In the listing below, identify each line with the word "JSON" and return those lines.

━━━━━━━━━━━━━━━━━━━━

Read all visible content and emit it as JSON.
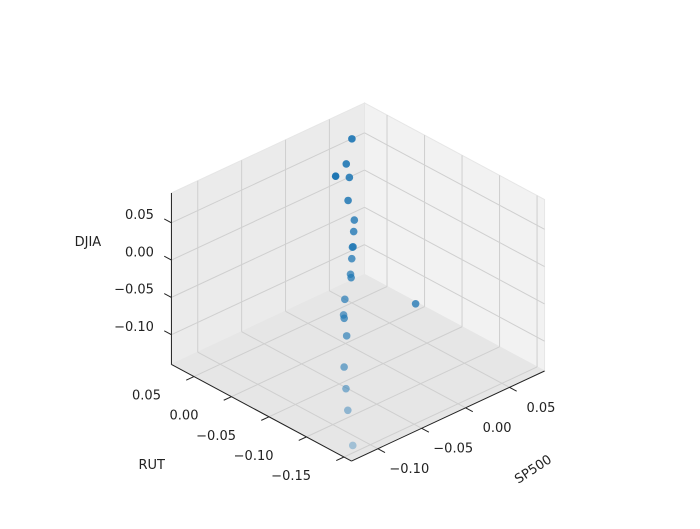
{
  "chart_data": {
    "type": "scatter3d",
    "x_label": "SP500",
    "y_label": "RUT",
    "z_label": "DJIA",
    "color": "#1f77b4",
    "x": [
      -0.12,
      -0.1,
      -0.085,
      -0.07,
      0.02,
      -0.05,
      -0.045,
      -0.04,
      -0.035,
      -0.02,
      -0.015,
      -0.01,
      -0.005,
      0.0,
      0.005,
      0.01,
      0.02,
      0.03,
      0.035,
      0.04,
      0.05
    ],
    "y": [
      -0.15,
      -0.12,
      -0.1,
      -0.08,
      -0.07,
      -0.06,
      -0.05,
      -0.045,
      -0.04,
      -0.03,
      -0.025,
      -0.02,
      -0.015,
      -0.01,
      -0.005,
      0.0,
      0.02,
      0.03,
      0.04,
      0.06,
      0.05
    ],
    "z": [
      -0.13,
      -0.11,
      -0.1,
      -0.09,
      -0.06,
      -0.07,
      -0.05,
      -0.06,
      -0.04,
      -0.02,
      -0.03,
      -0.01,
      0.0,
      -0.005,
      0.01,
      0.02,
      0.03,
      0.05,
      0.06,
      0.03,
      0.08
    ],
    "xlim": [
      -0.13,
      0.09
    ],
    "ylim": [
      -0.16,
      0.08
    ],
    "zlim": [
      -0.14,
      0.09
    ],
    "xticks": [
      {
        "value": -0.1,
        "label": "−0.10"
      },
      {
        "value": -0.05,
        "label": "−0.05"
      },
      {
        "value": 0,
        "label": "0.00"
      },
      0.05
    ],
    "yticks": [
      {
        "value": -0.15,
        "label": "−0.15"
      },
      {
        "value": -0.1,
        "label": "−0.10"
      },
      {
        "value": -0.05,
        "label": "−0.05"
      },
      {
        "value": 0,
        "label": "0.00"
      },
      0.05
    ],
    "zticks": [
      {
        "value": -0.1,
        "label": "−0.10"
      },
      {
        "value": -0.05,
        "label": "−0.05"
      },
      {
        "value": 0,
        "label": "0.00"
      },
      0.05
    ],
    "grid": true
  }
}
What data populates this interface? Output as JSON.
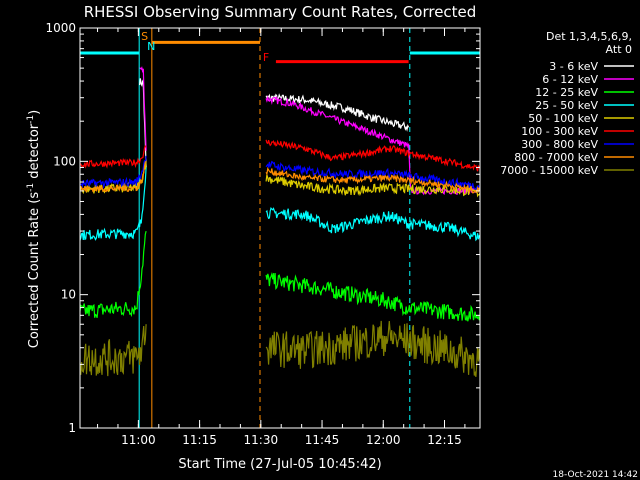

━━━━━━━━━━━━━━━━━━━━

SOLVED EXERCISE:
Read all visible content and emit it as JSON.
What data populates this interface? Output as JSON.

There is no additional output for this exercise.